======== DATA EXCERPTS ========

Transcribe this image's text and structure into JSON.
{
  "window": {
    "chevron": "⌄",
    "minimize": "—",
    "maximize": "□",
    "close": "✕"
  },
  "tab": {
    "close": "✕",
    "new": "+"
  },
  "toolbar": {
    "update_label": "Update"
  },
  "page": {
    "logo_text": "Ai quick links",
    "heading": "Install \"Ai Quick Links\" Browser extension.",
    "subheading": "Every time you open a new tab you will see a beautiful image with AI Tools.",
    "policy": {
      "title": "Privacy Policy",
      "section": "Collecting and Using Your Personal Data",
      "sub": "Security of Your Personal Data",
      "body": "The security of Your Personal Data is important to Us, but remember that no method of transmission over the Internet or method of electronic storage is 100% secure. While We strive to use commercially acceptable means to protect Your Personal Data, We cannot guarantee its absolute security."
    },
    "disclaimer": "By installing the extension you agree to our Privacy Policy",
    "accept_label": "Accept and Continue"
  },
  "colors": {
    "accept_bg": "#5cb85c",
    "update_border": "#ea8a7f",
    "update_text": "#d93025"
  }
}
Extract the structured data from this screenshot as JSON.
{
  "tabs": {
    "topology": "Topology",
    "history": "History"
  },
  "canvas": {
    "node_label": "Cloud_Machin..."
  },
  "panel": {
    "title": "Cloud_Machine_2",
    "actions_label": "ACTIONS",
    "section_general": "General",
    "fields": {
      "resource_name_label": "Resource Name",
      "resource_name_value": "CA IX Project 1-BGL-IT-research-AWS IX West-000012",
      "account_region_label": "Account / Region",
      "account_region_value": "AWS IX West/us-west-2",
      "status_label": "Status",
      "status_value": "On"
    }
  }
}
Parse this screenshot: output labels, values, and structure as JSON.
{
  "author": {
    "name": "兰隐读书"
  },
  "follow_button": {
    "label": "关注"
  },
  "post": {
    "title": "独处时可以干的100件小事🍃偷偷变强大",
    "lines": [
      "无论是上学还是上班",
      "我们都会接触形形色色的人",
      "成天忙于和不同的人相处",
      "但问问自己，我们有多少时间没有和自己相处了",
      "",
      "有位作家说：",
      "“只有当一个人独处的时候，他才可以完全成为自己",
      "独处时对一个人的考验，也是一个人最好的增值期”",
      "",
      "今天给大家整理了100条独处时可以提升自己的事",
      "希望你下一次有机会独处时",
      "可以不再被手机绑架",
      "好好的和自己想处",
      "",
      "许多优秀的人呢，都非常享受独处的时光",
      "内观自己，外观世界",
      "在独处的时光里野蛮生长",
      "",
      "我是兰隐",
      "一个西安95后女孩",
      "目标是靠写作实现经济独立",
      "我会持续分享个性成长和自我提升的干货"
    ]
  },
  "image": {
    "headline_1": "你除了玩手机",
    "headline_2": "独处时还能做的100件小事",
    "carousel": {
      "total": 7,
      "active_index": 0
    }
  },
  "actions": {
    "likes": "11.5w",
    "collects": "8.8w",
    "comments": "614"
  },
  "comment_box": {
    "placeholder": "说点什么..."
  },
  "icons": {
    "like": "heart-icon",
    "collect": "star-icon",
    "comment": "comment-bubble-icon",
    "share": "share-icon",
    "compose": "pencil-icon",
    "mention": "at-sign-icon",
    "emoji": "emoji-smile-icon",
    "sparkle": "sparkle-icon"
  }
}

========

GIVEN REQUEST »
From the records above, pull out each line that has "West".

FULL RESPONSE »
      "resource_name_value": "CA IX Project 1-BGL-IT-research-AWS IX West-000012",
      "account_region_value": "AWS IX West/us-west-2",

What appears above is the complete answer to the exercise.